Copy every one of the rows below word for word.

[Listed records]

_ _ _ _ _

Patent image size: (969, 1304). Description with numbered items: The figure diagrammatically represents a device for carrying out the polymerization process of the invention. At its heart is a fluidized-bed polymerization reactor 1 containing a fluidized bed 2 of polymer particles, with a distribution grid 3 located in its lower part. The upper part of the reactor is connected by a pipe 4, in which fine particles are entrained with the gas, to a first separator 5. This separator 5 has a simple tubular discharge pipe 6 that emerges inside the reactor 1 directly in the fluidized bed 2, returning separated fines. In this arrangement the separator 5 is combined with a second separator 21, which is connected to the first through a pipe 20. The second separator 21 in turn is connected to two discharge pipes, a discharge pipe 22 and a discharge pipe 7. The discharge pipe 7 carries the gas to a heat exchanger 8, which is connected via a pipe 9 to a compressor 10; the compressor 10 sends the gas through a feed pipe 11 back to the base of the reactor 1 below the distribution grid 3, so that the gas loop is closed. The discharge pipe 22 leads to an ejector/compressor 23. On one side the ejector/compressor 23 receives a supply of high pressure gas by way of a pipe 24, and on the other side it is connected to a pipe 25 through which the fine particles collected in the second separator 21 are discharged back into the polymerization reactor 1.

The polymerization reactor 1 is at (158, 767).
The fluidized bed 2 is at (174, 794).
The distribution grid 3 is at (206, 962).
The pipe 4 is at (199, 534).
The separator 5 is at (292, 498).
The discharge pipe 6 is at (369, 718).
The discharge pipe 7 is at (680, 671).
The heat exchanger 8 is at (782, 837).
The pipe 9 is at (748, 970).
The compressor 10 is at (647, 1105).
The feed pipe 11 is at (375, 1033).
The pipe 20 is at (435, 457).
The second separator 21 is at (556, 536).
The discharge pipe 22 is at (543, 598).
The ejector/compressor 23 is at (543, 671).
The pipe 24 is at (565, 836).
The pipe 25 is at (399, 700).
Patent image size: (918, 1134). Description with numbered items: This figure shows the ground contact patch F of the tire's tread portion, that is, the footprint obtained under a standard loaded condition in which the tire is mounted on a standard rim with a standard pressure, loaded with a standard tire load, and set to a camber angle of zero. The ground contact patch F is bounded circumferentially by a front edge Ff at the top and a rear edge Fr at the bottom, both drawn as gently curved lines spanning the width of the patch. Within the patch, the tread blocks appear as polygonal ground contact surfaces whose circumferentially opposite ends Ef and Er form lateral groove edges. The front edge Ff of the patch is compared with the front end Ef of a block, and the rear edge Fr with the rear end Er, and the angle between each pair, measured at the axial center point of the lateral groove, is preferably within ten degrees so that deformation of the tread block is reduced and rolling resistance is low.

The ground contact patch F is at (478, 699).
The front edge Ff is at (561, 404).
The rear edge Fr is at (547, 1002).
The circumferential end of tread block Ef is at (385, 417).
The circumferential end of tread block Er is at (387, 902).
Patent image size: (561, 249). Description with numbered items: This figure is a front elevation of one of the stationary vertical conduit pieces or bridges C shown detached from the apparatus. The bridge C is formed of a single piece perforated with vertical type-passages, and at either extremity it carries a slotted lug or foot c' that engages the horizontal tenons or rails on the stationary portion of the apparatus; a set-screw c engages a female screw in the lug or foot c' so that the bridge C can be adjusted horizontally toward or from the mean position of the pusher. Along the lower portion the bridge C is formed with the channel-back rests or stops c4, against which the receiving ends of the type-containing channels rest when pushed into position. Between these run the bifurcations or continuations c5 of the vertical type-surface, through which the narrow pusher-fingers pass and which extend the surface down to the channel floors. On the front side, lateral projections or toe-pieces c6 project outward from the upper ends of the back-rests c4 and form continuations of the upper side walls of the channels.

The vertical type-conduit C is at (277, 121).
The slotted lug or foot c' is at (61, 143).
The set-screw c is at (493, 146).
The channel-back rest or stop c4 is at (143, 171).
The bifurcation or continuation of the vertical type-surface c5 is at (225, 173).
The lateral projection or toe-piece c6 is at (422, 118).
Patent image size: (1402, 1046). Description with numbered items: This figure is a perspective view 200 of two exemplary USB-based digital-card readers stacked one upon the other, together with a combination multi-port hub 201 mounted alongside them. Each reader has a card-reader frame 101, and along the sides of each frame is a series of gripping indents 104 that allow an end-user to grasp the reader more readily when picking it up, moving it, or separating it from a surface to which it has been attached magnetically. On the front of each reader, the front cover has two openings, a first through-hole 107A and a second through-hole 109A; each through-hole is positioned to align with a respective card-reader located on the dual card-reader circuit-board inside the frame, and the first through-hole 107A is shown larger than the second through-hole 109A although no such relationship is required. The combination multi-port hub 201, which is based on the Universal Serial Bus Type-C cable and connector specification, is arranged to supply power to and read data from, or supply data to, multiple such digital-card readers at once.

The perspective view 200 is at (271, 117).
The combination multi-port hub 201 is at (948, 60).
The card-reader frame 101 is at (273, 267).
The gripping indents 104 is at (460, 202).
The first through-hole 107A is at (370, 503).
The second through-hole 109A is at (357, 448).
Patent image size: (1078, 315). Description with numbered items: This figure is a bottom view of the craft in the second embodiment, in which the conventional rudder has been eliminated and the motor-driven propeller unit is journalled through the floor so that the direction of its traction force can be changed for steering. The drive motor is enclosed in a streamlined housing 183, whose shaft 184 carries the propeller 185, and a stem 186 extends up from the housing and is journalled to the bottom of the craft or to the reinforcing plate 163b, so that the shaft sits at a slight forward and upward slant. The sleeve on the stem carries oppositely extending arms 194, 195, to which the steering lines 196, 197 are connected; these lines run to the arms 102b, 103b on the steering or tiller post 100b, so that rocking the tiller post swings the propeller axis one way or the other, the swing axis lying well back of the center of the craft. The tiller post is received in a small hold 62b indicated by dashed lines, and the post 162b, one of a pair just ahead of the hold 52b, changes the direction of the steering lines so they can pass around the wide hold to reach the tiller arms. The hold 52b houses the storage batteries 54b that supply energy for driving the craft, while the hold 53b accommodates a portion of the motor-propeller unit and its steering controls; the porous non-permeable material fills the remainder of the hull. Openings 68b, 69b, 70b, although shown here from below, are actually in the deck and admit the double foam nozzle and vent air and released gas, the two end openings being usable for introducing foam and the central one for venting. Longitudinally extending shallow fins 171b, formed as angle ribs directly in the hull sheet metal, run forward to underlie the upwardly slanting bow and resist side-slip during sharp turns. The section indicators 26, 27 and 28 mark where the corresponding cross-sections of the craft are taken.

_ _ _ _ _

[Full answer]
Patent image size: (969, 1304). Description with numbered items: The figure diagrammatically represents a device for carrying out the polymerization process of the invention. At its heart is a fluidized-bed polymerization reactor 1 containing a fluidized bed 2 of polymer particles, with a distribution grid 3 located in its lower part. The upper part of the reactor is connected by a pipe 4, in which fine particles are entrained with the gas, to a first separator 5. This separator 5 has a simple tubular discharge pipe 6 that emerges inside the reactor 1 directly in the fluidized bed 2, returning separated fines. In this arrangement the separator 5 is combined with a second separator 21, which is connected to the first through a pipe 20. The second separator 21 in turn is connected to two discharge pipes, a discharge pipe 22 and a discharge pipe 7. The discharge pipe 7 carries the gas to a heat exchanger 8, which is connected via a pipe 9 to a compressor 10; the compressor 10 sends the gas through a feed pipe 11 back to the base of the reactor 1 below the distribution grid 3, so that the gas loop is closed. The discharge pipe 22 leads to an ejector/compressor 23. On one side the ejector/compressor 23 receives a supply of high pressure gas by way of a pipe 24, and on the other side it is connected to a pipe 25 through which the fine particles collected in the second separator 21 are discharged back into the polymerization reactor 1.

The polymerization reactor 1 is at (158, 767).
The fluidized bed 2 is at (174, 794).
The distribution grid 3 is at (206, 962).
The pipe 4 is at (199, 534).
The separator 5 is at (292, 498).
The discharge pipe 6 is at (369, 718).
The discharge pipe 7 is at (680, 671).
The heat exchanger 8 is at (782, 837).
The pipe 9 is at (748, 970).
The compressor 10 is at (647, 1105).
The feed pipe 11 is at (375, 1033).
The pipe 20 is at (435, 457).
The second separator 21 is at (556, 536).
The discharge pipe 22 is at (543, 598).
The ejector/compressor 23 is at (543, 671).
The pipe 24 is at (565, 836).
The pipe 25 is at (399, 700).
Patent image size: (918, 1134). Description with numbered items: This figure shows the ground contact patch F of the tire's tread portion, that is, the footprint obtained under a standard loaded condition in which the tire is mounted on a standard rim with a standard pressure, loaded with a standard tire load, and set to a camber angle of zero. The ground contact patch F is bounded circumferentially by a front edge Ff at the top and a rear edge Fr at the bottom, both drawn as gently curved lines spanning the width of the patch. Within the patch, the tread blocks appear as polygonal ground contact surfaces whose circumferentially opposite ends Ef and Er form lateral groove edges. The front edge Ff of the patch is compared with the front end Ef of a block, and the rear edge Fr with the rear end Er, and the angle between each pair, measured at the axial center point of the lateral groove, is preferably within ten degrees so that deformation of the tread block is reduced and rolling resistance is low.

The ground contact patch F is at (478, 699).
The front edge Ff is at (561, 404).
The rear edge Fr is at (547, 1002).
The circumferential end of tread block Ef is at (385, 417).
The circumferential end of tread block Er is at (387, 902).
Patent image size: (561, 249). Description with numbered items: This figure is a front elevation of one of the stationary vertical conduit pieces or bridges C shown detached from the apparatus. The bridge C is formed of a single piece perforated with vertical type-passages, and at either extremity it carries a slotted lug or foot c' that engages the horizontal tenons or rails on the stationary portion of the apparatus; a set-screw c engages a female screw in the lug or foot c' so that the bridge C can be adjusted horizontally toward or from the mean position of the pusher. Along the lower portion the bridge C is formed with the channel-back rests or stops c4, against which the receiving ends of the type-containing channels rest when pushed into position. Between these run the bifurcations or continuations c5 of the vertical type-surface, through which the narrow pusher-fingers pass and which extend the surface down to the channel floors. On the front side, lateral projections or toe-pieces c6 project outward from the upper ends of the back-rests c4 and form continuations of the upper side walls of the channels.

The vertical type-conduit C is at (277, 121).
The slotted lug or foot c' is at (61, 143).
The set-screw c is at (493, 146).
The channel-back rest or stop c4 is at (143, 171).
The bifurcation or continuation of the vertical type-surface c5 is at (225, 173).
The lateral projection or toe-piece c6 is at (422, 118).
Patent image size: (1402, 1046). Description with numbered items: This figure is a perspective view 200 of two exemplary USB-based digital-card readers stacked one upon the other, together with a combination multi-port hub 201 mounted alongside them. Each reader has a card-reader frame 101, and along the sides of each frame is a series of gripping indents 104 that allow an end-user to grasp the reader more readily when picking it up, moving it, or separating it from a surface to which it has been attached magnetically. On the front of each reader, the front cover has two openings, a first through-hole 107A and a second through-hole 109A; each through-hole is positioned to align with a respective card-reader located on the dual card-reader circuit-board inside the frame, and the first through-hole 107A is shown larger than the second through-hole 109A although no such relationship is required. The combination multi-port hub 201, which is based on the Universal Serial Bus Type-C cable and connector specification, is arranged to supply power to and read data from, or supply data to, multiple such digital-card readers at once.

The perspective view 200 is at (271, 117).
The combination multi-port hub 201 is at (948, 60).
The card-reader frame 101 is at (273, 267).
The gripping indents 104 is at (460, 202).
The first through-hole 107A is at (370, 503).
The second through-hole 109A is at (357, 448).
Patent image size: (1078, 315). Description with numbered items: This figure is a bottom view of the craft in the second embodiment, in which the conventional rudder has been eliminated and the motor-driven propeller unit is journalled through the floor so that the direction of its traction force can be changed for steering. The drive motor is enclosed in a streamlined housing 183, whose shaft 184 carries the propeller 185, and a stem 186 extends up from the housing and is journalled to the bottom of the craft or to the reinforcing plate 163b, so that the shaft sits at a slight forward and upward slant. The sleeve on the stem carries oppositely extending arms 194, 195, to which the steering lines 196, 197 are connected; these lines run to the arms 102b, 103b on the steering or tiller post 100b, so that rocking the tiller post swings the propeller axis one way or the other, the swing axis lying well back of the center of the craft. The tiller post is received in a small hold 62b indicated by dashed lines, and the post 162b, one of a pair just ahead of the hold 52b, changes the direction of the steering lines so they can pass around the wide hold to reach the tiller arms. The hold 52b houses the storage batteries 54b that supply energy for driving the craft, while the hold 53b accommodates a portion of the motor-propeller unit and its steering controls; the porous non-permeable material fills the remainder of the hull. Openings 68b, 69b, 70b, although shown here from below, are actually in the deck and admit the double foam nozzle and vent air and released gas, the two end openings being usable for introducing foam and the central one for venting. Longitudinally extending shallow fins 171b, formed as angle ribs directly in the hull sheet metal, run forward to underlie the upwardly slanting bow and resist side-slip during sharp turns. The section indicators 26, 27 and 28 mark where the corresponding cross-sections of the craft are taken.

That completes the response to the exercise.